• Problem description
Find and copy lines holding "Profissional".

### Stored data ###

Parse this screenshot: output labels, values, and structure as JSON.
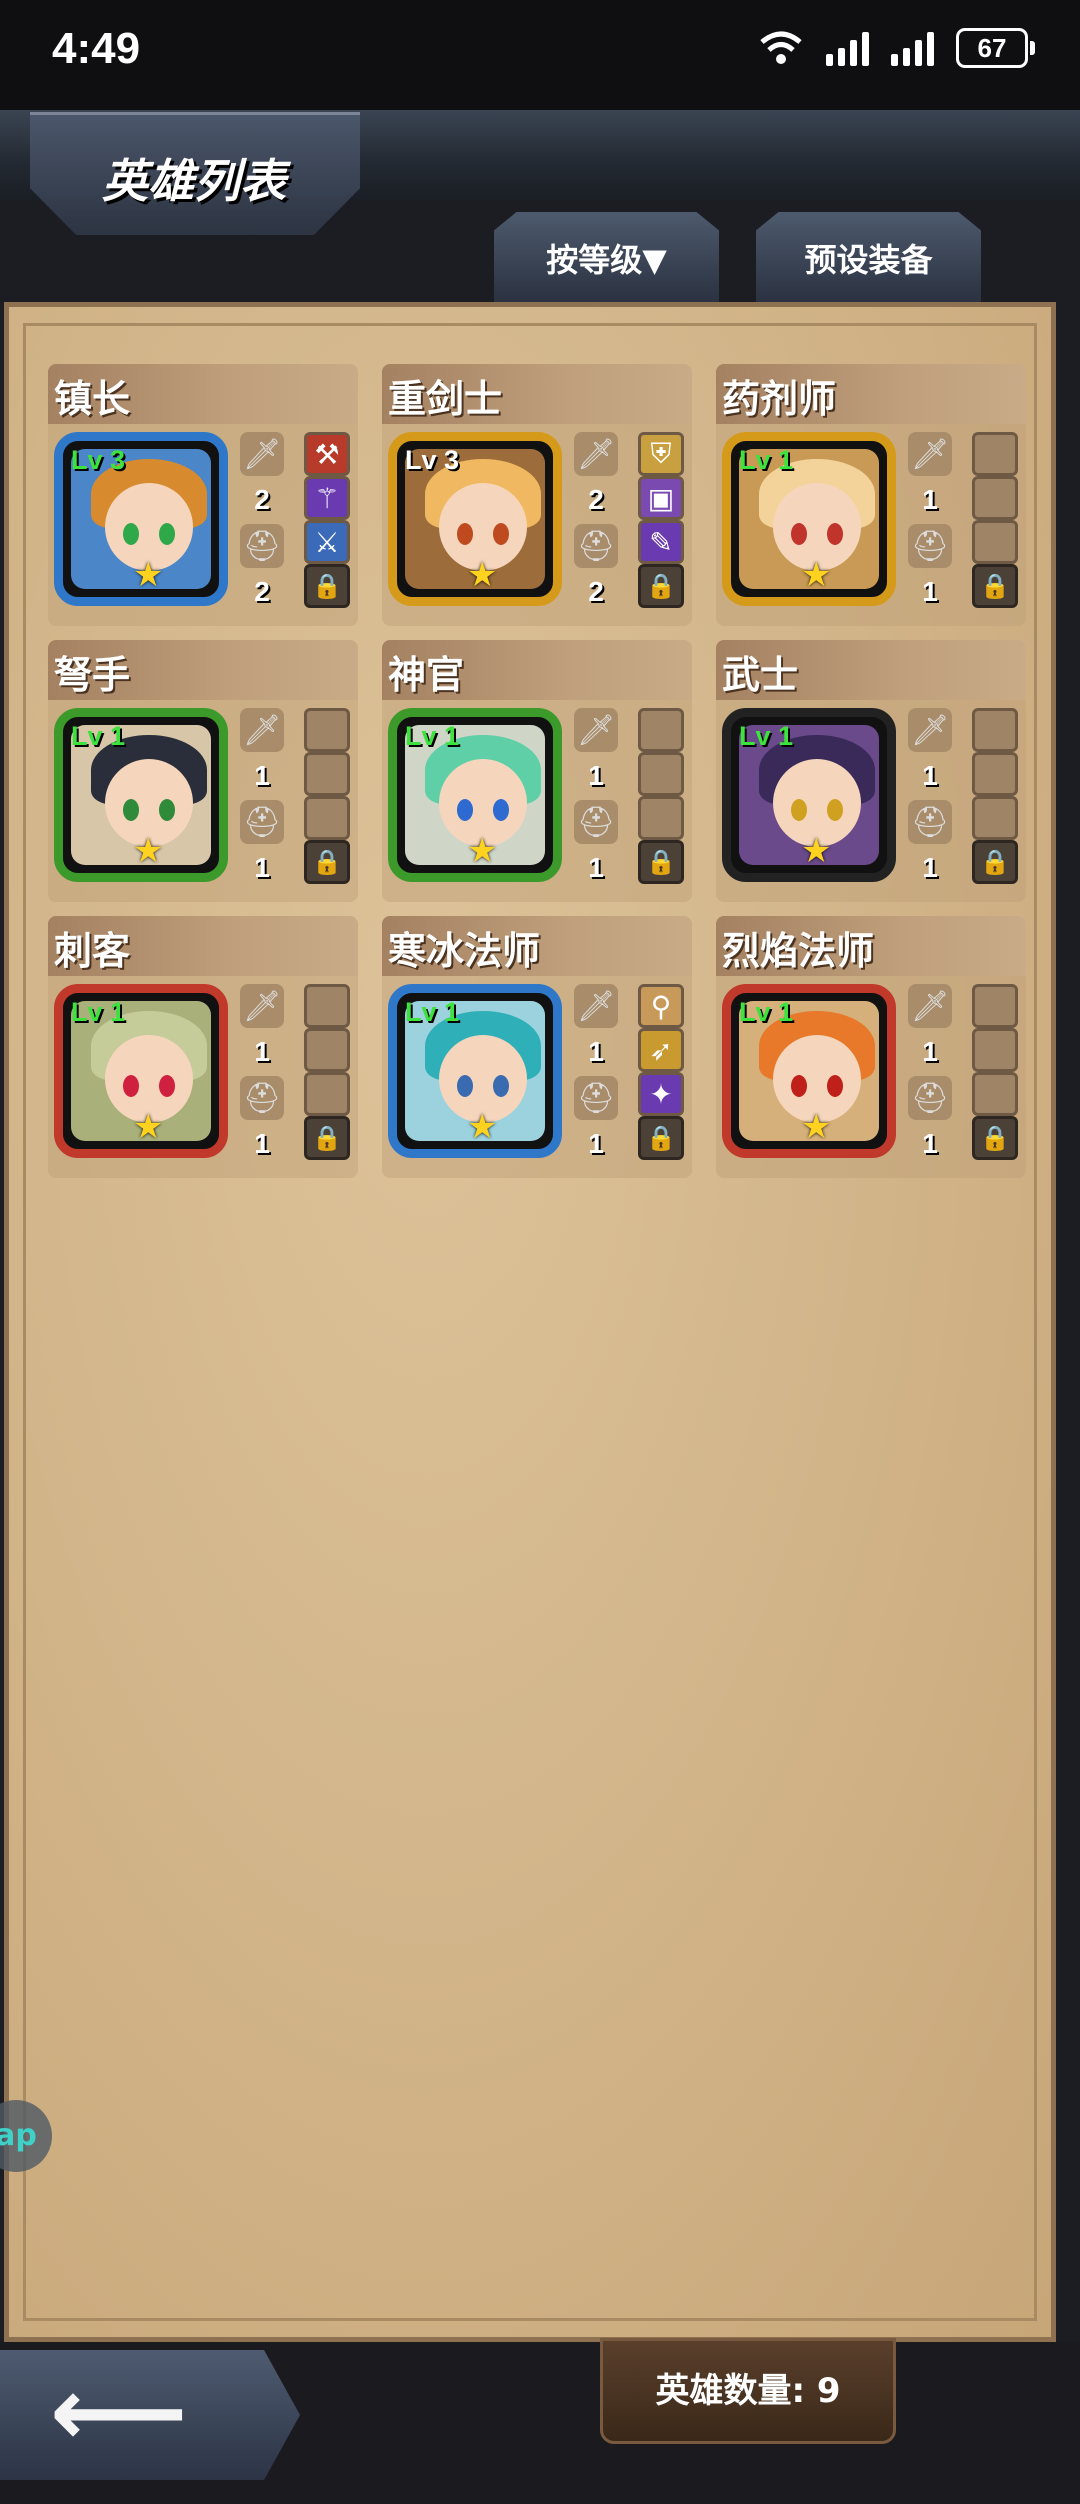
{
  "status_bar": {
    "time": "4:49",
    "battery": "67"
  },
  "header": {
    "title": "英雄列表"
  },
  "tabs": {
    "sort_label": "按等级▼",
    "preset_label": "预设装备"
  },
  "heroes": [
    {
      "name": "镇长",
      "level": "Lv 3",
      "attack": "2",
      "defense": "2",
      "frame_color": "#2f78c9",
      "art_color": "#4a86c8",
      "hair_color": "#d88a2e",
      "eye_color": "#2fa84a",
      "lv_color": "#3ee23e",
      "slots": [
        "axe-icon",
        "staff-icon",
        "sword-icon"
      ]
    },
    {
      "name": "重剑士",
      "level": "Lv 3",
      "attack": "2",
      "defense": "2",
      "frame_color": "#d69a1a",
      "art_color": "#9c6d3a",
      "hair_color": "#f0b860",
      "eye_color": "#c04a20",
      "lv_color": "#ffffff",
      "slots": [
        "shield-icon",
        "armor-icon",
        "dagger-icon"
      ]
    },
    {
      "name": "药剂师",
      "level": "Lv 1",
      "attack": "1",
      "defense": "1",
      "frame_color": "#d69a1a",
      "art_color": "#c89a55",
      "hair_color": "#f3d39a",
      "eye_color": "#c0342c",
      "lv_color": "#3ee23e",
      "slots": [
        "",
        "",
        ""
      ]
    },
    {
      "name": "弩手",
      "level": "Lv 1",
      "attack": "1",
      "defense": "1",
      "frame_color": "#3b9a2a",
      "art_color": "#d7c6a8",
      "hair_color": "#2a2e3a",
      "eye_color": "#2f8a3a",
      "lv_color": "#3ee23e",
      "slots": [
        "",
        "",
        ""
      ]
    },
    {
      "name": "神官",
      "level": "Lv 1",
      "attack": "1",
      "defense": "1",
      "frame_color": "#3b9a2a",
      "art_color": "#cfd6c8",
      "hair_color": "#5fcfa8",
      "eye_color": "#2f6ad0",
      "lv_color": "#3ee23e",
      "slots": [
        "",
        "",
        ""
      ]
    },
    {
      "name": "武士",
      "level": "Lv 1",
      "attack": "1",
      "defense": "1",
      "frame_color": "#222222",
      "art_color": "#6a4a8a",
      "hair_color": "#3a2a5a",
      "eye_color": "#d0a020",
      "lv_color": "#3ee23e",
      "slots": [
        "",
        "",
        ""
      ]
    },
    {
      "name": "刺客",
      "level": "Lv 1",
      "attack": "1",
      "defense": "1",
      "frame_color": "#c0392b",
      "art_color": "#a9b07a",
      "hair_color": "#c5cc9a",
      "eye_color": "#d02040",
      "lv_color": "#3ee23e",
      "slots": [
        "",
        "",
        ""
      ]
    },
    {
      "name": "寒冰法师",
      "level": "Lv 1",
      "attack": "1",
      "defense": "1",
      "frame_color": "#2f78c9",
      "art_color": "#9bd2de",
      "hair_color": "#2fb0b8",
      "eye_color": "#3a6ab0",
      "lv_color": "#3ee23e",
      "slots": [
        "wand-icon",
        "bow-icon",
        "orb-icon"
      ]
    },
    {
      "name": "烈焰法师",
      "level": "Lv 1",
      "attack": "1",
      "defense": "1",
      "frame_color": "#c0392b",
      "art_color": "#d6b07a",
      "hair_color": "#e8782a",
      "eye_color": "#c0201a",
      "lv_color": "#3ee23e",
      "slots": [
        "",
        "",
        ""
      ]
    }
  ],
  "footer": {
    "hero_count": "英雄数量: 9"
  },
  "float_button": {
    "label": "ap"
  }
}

###
### Stored data ###

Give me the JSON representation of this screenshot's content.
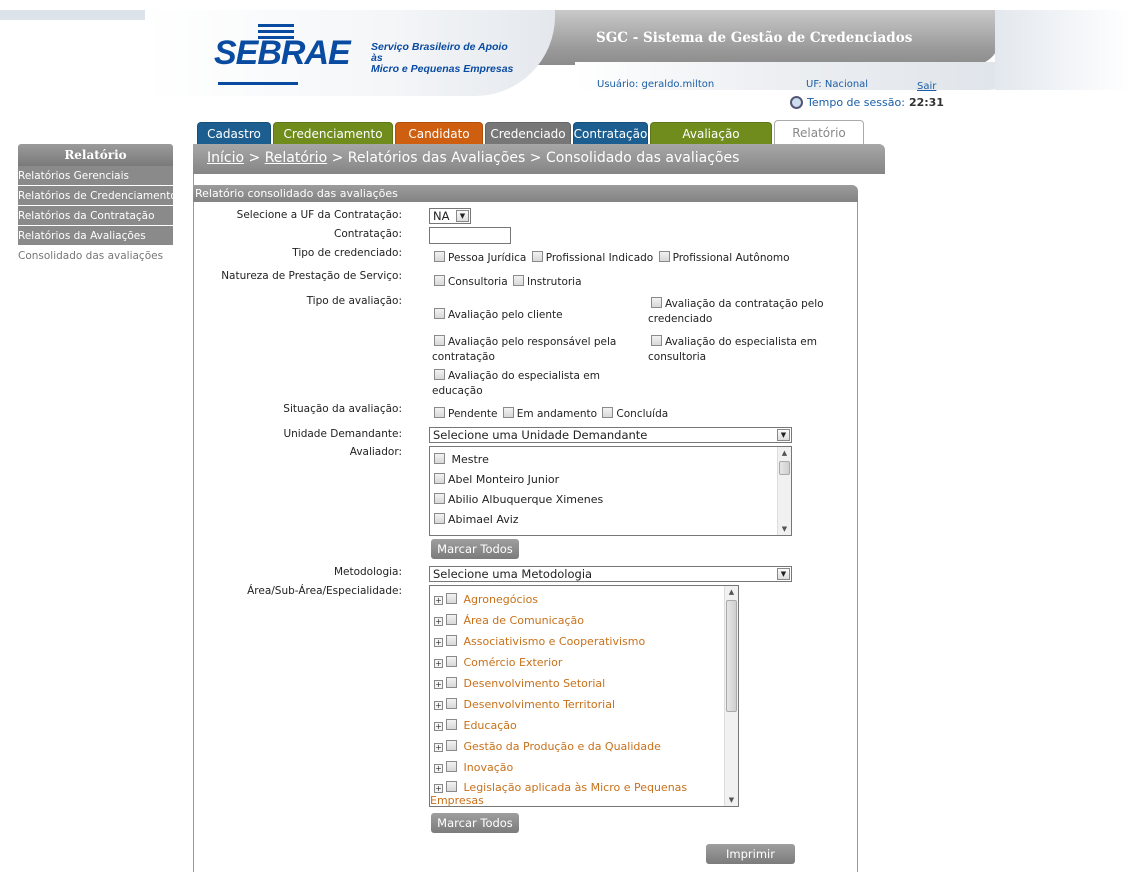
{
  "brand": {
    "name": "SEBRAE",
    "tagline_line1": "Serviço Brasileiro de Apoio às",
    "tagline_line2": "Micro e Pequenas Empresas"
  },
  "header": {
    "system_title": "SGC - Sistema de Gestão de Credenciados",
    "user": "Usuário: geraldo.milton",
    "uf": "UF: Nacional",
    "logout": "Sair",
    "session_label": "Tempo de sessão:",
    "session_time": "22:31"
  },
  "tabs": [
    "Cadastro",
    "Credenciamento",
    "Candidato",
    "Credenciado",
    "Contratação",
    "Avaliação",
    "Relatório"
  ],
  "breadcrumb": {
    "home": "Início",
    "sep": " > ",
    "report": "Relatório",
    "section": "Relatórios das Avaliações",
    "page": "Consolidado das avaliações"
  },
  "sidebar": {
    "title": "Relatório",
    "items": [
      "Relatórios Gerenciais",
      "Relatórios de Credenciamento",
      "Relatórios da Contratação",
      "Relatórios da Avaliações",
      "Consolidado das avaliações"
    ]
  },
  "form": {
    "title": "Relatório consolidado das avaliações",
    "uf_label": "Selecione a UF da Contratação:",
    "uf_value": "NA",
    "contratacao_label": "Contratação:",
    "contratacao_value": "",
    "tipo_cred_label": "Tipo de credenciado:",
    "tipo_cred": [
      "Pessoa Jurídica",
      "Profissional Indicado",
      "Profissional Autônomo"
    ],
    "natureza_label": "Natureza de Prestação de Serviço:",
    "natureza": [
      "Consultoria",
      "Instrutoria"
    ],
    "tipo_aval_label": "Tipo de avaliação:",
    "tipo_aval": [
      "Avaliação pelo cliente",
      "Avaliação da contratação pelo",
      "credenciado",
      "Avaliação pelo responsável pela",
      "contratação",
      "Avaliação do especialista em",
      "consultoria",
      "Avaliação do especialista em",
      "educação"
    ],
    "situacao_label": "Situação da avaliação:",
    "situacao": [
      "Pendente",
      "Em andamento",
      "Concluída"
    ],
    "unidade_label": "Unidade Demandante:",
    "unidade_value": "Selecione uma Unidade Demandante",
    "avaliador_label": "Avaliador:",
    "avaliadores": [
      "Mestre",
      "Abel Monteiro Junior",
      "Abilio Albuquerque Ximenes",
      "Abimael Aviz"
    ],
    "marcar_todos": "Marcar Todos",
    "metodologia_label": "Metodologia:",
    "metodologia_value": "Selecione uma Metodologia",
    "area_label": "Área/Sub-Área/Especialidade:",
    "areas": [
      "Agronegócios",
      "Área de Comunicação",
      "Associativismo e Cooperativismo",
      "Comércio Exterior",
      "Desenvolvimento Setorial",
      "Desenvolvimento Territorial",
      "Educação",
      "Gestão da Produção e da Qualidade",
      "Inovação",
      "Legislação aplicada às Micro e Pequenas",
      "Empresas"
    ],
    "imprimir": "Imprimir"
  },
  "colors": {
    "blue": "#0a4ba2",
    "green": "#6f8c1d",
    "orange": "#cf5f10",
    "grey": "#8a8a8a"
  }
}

###
### Stored data ###

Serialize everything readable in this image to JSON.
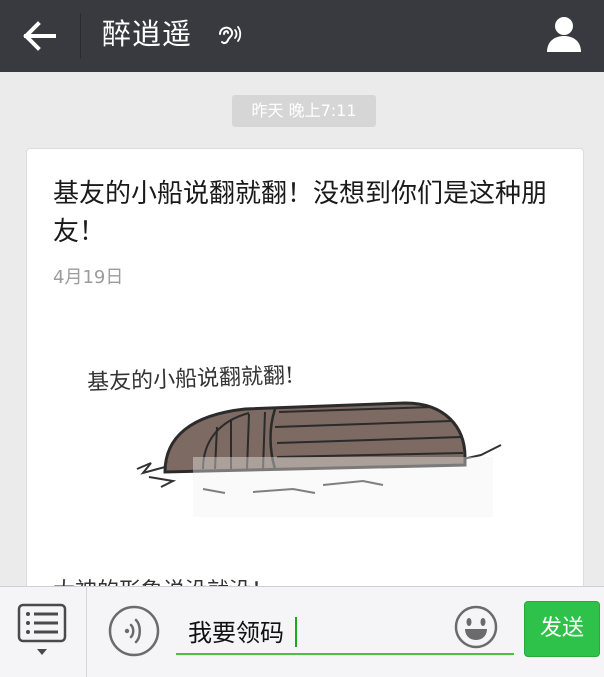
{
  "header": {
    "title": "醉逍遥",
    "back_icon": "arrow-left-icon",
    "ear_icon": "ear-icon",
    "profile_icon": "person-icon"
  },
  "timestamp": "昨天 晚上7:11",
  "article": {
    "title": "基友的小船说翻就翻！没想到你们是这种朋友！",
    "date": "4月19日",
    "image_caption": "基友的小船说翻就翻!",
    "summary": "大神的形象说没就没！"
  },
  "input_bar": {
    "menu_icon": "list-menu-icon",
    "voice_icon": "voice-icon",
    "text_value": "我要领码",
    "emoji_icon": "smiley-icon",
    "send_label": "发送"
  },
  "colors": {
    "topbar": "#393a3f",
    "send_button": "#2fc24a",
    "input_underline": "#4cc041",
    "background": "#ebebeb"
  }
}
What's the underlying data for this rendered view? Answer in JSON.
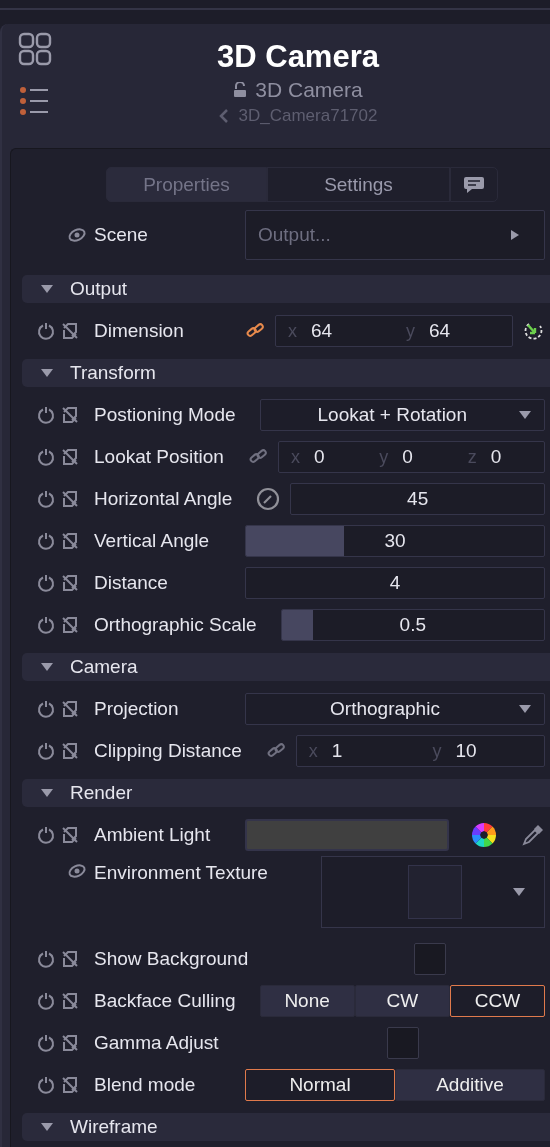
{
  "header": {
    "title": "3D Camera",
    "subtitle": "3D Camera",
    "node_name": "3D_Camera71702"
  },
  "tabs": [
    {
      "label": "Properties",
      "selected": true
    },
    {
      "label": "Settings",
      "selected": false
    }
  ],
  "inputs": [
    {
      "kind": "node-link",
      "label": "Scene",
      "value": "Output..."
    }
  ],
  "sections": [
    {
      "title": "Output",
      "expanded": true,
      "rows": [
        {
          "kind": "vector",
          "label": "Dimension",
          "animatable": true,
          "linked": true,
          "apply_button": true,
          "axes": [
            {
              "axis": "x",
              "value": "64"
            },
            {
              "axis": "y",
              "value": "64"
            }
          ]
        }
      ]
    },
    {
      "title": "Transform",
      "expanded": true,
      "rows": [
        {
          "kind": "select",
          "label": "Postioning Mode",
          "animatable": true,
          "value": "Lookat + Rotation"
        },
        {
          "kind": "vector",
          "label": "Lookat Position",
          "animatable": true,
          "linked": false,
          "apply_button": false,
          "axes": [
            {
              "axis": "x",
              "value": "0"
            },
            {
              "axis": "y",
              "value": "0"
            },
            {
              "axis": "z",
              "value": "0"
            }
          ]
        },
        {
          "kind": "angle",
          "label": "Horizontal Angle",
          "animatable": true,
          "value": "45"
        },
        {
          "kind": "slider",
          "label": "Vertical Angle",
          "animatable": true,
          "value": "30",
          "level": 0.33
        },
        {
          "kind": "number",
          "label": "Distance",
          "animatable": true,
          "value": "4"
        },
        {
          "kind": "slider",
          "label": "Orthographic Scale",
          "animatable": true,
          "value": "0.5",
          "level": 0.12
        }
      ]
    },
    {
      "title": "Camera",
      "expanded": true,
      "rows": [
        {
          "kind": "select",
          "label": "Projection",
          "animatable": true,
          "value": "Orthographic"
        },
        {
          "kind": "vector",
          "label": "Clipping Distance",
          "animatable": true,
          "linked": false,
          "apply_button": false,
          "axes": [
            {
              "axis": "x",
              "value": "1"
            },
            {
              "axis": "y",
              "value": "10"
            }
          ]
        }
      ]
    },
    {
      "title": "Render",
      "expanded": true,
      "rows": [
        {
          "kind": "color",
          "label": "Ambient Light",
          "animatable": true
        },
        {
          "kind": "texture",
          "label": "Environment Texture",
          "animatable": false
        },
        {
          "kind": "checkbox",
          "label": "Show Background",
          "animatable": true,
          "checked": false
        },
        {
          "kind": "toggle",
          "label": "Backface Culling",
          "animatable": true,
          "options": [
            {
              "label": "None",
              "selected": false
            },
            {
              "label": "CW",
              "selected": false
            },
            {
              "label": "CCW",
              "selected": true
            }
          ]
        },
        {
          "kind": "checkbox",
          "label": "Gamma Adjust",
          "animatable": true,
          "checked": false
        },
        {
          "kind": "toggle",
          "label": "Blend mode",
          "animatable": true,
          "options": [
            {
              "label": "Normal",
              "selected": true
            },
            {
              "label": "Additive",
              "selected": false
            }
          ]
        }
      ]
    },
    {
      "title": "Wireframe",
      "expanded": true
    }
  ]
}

###

• Task result
      "Profissional Indicado",
      "Profissional Autônomo"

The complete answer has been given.